▶ **What you have to do**:
Images are not part of the copy; transcribe all the data exactly.

[Dataset items]
BEGIN

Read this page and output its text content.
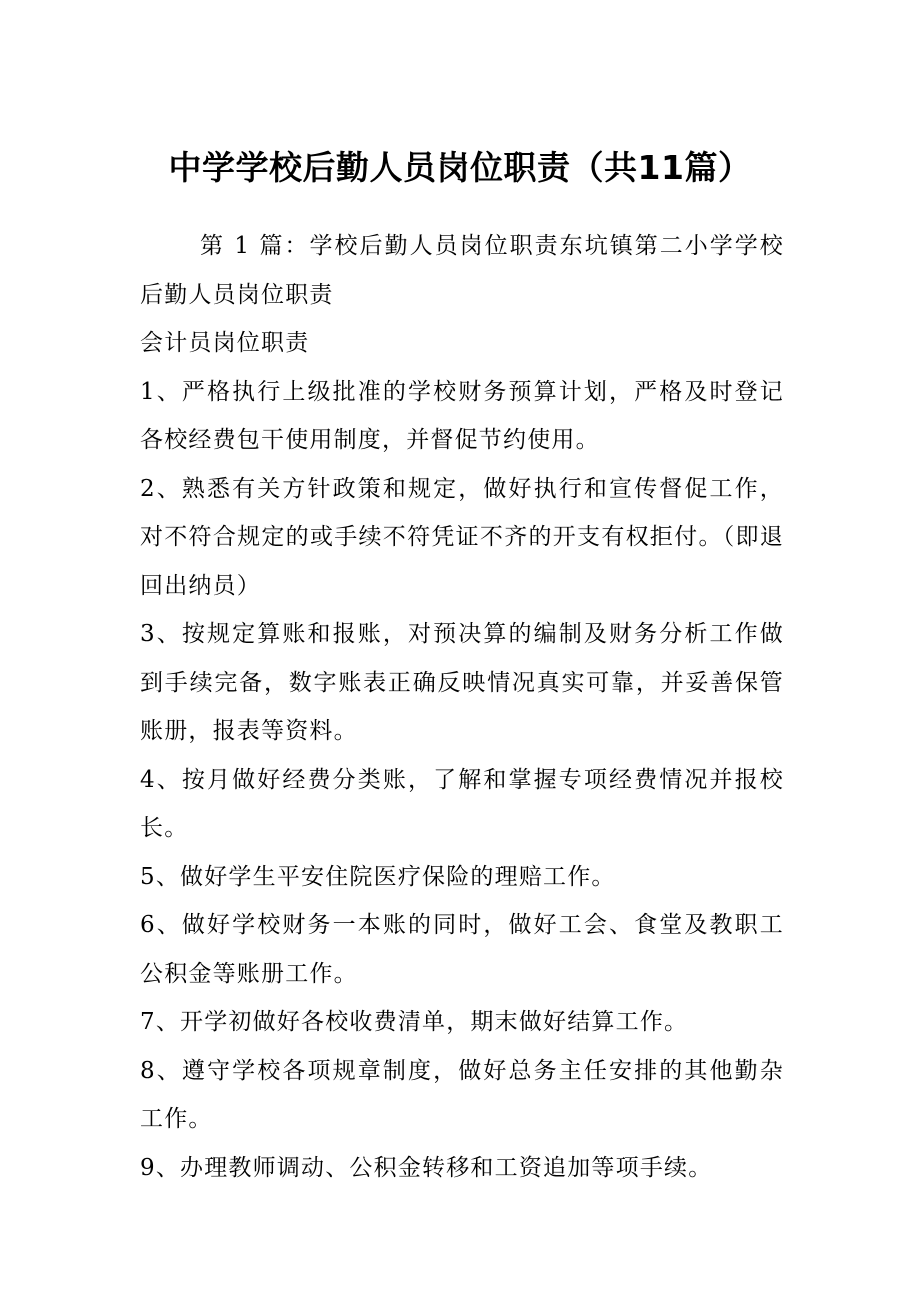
中学学校后勤人员岗位职责（共11篇）

第 1 篇：学校后勤人员岗位职责东坑镇第二小学学校后勤人员岗位职责

会计员岗位职责

1、严格执行上级批准的学校财务预算计划，严格及时登记各校经费包干使用制度，并督促节约使用。

2、熟悉有关方针政策和规定，做好执行和宣传督促工作，对不符合规定的或手续不符凭证不齐的开支有权拒付。（即退回出纳员）

3、按规定算账和报账，对预决算的编制及财务分析工作做到手续完备，数字账表正确反映情况真实可靠，并妥善保管账册，报表等资料。

4、按月做好经费分类账，了解和掌握专项经费情况并报校长。

5、做好学生平安住院医疗保险的理赔工作。

6、做好学校财务一本账的同时，做好工会、食堂及教职工公积金等账册工作。

7、开学初做好各校收费清单，期末做好结算工作。

8、遵守学校各项规章制度，做好总务主任安排的其他勤杂工作。

9、办理教师调动、公积金转移和工资追加等项手续。
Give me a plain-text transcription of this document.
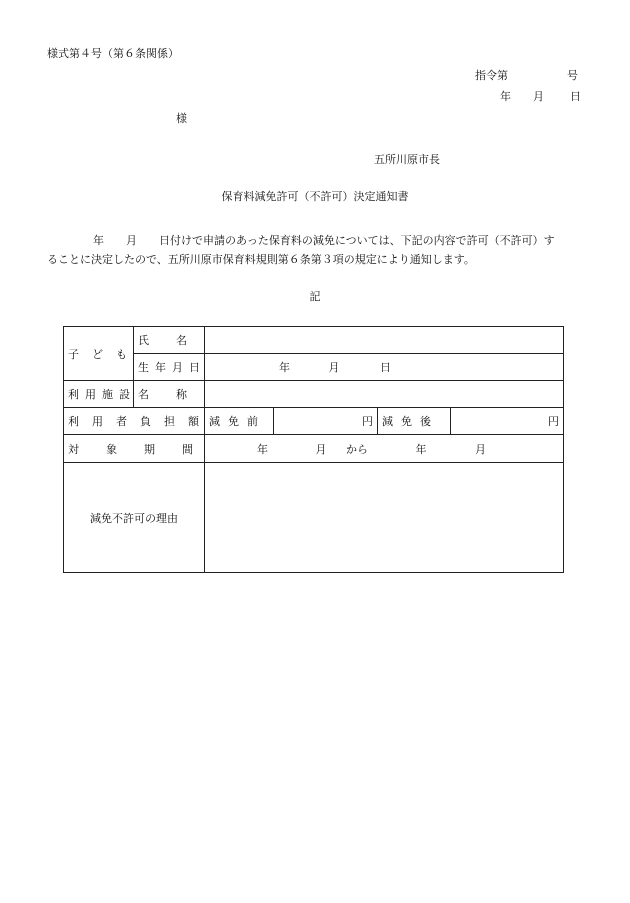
様式第４号（第６条関係）
指令第	号
年 月 日
様
五所川原市長
保育料減免許可（不許可）決定通知書

年　　月　　日付けで申請のあった保育料の減免については、下記の内容で許可（不許可）す

ることに決定したので、五所川原市保育料規則第６条第３項の規定により通知します。

記
子ども	氏名				
	生年月日	年 月 日			
利用施設	名称				
利用者負担額		減免前	円	減免後	円
対象期間		年 月 から 年 月			
減免不許可の理由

END

▶ **The response**:
Read this page and output its text content.
中学学校后勤人员岗位职责（共11篇）

第 1 篇：学校后勤人员岗位职责东坑镇第二小学学校后勤人员岗位职责

会计员岗位职责

1、严格执行上级批准的学校财务预算计划，严格及时登记各校经费包干使用制度，并督促节约使用。

2、熟悉有关方针政策和规定，做好执行和宣传督促工作，对不符合规定的或手续不符凭证不齐的开支有权拒付。（即退回出纳员）

3、按规定算账和报账，对预决算的编制及财务分析工作做到手续完备，数字账表正确反映情况真实可靠，并妥善保管账册，报表等资料。

4、按月做好经费分类账，了解和掌握专项经费情况并报校长。

5、做好学生平安住院医疗保险的理赔工作。

6、做好学校财务一本账的同时，做好工会、食堂及教职工公积金等账册工作。

7、开学初做好各校收费清单，期末做好结算工作。

8、遵守学校各项规章制度，做好总务主任安排的其他勤杂工作。

9、办理教师调动、公积金转移和工资追加等项手续。
Give me a plain-text transcription of this document.
様式第４号（第６条関係）
指令第	号
年 月 日
様
五所川原市長
保育料減免許可（不許可）決定通知書

年　　月　　日付けで申請のあった保育料の減免については、下記の内容で許可（不許可）す

ることに決定したので、五所川原市保育料規則第６条第３項の規定により通知します。

記
子ども	氏名				
	生年月日	年 月 日			
利用施設	名称				
利用者負担額		減免前	円	減免後	円
対象期間		年 月 から 年 月			
減免不許可の理由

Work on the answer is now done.